What the task requires:
Report back each line of the records that contains the string "TradingView".

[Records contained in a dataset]
■ ■ ■ ■
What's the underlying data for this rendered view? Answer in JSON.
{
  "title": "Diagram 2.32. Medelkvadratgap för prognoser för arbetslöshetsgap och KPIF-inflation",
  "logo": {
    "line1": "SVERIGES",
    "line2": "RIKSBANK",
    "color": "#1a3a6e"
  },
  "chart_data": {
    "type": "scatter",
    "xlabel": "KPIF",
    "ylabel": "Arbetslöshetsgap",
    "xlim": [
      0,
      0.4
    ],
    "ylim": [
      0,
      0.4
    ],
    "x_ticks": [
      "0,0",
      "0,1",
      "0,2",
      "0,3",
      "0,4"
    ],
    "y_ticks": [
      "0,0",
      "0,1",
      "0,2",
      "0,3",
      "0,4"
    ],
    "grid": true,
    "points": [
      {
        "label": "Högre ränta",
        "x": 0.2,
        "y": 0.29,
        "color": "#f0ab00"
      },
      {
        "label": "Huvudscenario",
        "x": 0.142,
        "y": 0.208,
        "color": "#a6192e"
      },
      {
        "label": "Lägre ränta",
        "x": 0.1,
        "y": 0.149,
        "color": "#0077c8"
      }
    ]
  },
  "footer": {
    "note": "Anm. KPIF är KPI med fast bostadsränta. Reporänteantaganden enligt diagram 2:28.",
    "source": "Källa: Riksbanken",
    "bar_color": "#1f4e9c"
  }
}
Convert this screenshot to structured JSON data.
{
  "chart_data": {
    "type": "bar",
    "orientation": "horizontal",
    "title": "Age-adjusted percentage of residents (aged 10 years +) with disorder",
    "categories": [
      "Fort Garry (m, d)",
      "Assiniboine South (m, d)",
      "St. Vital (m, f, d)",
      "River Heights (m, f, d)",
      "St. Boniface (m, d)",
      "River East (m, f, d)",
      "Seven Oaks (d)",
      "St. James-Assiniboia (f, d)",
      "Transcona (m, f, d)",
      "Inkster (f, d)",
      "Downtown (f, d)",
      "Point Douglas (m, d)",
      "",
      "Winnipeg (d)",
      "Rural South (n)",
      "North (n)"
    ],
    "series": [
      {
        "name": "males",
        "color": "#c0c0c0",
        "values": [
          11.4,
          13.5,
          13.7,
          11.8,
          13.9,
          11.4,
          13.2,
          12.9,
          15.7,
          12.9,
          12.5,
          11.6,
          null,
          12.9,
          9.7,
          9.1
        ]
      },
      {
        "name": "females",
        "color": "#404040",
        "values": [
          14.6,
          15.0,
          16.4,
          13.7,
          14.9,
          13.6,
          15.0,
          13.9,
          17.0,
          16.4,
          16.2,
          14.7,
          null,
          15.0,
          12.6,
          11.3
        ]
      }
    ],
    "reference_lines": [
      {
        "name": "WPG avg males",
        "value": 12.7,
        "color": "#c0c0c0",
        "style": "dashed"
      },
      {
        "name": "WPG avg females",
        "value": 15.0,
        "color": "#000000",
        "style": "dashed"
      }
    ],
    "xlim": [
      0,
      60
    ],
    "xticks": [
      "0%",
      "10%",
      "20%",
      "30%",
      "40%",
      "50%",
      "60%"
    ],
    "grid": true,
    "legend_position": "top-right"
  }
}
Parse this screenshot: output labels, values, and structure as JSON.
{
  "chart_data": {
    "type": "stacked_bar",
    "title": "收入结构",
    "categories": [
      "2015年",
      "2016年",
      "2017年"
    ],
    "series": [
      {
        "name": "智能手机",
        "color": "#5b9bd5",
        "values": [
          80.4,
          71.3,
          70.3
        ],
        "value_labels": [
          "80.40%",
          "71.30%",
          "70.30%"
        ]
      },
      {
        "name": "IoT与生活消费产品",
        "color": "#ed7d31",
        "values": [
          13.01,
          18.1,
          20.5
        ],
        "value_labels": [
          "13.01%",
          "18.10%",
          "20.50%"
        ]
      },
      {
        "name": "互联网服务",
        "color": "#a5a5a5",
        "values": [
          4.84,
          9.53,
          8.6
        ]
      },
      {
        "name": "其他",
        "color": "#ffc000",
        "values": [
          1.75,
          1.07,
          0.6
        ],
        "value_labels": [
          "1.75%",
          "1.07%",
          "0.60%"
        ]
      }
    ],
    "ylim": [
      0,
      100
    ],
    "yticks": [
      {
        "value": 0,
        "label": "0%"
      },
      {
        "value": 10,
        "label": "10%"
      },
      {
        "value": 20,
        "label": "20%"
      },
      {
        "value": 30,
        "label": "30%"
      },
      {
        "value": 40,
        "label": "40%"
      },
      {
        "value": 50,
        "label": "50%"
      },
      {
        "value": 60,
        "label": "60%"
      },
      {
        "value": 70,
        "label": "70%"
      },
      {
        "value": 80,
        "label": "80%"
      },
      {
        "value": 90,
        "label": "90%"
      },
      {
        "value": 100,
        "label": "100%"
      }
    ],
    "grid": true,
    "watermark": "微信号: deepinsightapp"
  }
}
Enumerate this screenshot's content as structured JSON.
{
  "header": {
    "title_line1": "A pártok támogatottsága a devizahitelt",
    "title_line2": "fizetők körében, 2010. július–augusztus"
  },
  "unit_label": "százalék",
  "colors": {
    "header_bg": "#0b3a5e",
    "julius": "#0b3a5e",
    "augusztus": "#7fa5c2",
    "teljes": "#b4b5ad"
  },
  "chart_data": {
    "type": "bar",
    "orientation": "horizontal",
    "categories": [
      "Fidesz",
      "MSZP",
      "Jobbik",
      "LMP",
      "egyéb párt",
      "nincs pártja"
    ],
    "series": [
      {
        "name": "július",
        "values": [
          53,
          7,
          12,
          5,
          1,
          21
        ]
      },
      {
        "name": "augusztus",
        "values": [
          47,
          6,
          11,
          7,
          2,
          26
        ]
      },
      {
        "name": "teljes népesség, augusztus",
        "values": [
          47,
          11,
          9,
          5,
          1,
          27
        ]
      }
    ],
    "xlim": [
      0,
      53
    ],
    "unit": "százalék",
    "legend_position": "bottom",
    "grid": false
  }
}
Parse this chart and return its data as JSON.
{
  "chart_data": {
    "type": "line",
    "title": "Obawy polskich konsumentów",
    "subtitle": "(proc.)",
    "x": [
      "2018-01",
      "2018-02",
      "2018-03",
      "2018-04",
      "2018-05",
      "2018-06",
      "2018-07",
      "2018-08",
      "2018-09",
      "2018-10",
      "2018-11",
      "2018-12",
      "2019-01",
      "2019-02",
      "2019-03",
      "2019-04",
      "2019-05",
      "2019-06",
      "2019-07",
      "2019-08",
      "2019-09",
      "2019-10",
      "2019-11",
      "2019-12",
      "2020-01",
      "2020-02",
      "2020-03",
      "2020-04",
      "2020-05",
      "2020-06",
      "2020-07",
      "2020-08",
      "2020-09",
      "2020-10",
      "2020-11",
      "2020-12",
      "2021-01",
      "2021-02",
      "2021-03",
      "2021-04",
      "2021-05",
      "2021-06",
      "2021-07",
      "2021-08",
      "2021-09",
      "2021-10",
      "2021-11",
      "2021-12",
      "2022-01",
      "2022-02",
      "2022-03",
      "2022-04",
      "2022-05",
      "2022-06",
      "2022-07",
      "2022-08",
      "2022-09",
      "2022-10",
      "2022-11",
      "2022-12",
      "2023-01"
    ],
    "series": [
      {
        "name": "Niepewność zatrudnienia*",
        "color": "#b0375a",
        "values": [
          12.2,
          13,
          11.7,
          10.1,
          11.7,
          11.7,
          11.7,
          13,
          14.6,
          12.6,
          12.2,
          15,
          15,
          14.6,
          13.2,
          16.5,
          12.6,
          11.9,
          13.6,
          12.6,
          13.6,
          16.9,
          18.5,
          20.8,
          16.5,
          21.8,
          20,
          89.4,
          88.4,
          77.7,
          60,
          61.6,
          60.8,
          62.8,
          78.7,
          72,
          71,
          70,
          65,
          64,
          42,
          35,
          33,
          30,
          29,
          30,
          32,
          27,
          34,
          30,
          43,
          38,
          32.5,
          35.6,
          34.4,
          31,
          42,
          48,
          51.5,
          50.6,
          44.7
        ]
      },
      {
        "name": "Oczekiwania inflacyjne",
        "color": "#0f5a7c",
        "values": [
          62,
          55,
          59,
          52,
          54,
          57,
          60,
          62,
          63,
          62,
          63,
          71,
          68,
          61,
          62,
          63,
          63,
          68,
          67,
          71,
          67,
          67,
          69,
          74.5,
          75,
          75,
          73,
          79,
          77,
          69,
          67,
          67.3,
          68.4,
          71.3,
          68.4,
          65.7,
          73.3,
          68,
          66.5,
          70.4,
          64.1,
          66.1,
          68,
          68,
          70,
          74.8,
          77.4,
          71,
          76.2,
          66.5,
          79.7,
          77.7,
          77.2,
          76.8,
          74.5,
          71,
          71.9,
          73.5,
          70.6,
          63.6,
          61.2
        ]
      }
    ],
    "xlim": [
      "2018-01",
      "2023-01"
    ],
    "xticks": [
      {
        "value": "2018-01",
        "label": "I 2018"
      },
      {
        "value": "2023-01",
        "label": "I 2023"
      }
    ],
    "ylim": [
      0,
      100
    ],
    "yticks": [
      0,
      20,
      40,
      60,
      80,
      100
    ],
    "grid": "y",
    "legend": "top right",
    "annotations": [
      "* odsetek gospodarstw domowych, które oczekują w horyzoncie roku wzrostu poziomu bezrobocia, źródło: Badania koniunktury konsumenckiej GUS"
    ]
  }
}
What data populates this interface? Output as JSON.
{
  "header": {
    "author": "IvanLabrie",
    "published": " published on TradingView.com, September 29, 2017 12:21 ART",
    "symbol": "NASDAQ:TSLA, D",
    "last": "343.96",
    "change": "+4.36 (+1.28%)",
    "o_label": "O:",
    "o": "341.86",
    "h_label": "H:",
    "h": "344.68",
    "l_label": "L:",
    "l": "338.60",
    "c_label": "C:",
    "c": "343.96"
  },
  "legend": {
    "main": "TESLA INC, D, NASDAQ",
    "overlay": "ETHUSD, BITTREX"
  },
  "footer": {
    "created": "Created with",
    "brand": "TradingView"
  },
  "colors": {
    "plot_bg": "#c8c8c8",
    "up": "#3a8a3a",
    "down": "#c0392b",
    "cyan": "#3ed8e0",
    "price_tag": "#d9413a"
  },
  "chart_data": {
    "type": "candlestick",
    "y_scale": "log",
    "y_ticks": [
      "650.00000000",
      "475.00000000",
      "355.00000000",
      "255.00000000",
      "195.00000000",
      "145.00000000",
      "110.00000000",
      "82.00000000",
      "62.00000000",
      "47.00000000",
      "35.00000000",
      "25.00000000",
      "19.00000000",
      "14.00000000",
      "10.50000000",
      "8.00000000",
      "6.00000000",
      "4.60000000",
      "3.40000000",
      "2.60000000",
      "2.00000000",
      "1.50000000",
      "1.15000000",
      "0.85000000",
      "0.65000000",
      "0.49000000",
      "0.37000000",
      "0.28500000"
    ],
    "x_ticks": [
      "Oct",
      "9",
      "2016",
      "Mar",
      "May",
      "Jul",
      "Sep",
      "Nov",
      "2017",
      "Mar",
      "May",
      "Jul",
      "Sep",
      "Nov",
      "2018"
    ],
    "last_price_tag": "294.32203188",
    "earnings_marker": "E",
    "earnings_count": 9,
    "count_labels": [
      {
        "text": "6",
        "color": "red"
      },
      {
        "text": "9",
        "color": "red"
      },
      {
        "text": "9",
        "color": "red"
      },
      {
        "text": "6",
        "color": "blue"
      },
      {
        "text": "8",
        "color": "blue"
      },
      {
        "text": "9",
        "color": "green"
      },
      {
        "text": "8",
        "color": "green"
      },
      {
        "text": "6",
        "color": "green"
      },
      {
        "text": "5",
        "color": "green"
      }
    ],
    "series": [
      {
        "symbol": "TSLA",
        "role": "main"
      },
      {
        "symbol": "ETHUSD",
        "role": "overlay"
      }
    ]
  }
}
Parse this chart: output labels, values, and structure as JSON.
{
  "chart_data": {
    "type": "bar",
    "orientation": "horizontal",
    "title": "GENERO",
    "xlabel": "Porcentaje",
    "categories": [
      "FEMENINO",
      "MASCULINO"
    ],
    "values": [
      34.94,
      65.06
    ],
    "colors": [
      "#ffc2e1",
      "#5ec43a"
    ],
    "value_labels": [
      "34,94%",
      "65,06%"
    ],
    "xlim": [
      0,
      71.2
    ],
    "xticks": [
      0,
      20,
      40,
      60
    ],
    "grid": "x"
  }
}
■ ■ ■ ■
The output:
    "published": " published on TradingView.com, September 29, 2017 12:21 ART",
    "brand": "TradingView"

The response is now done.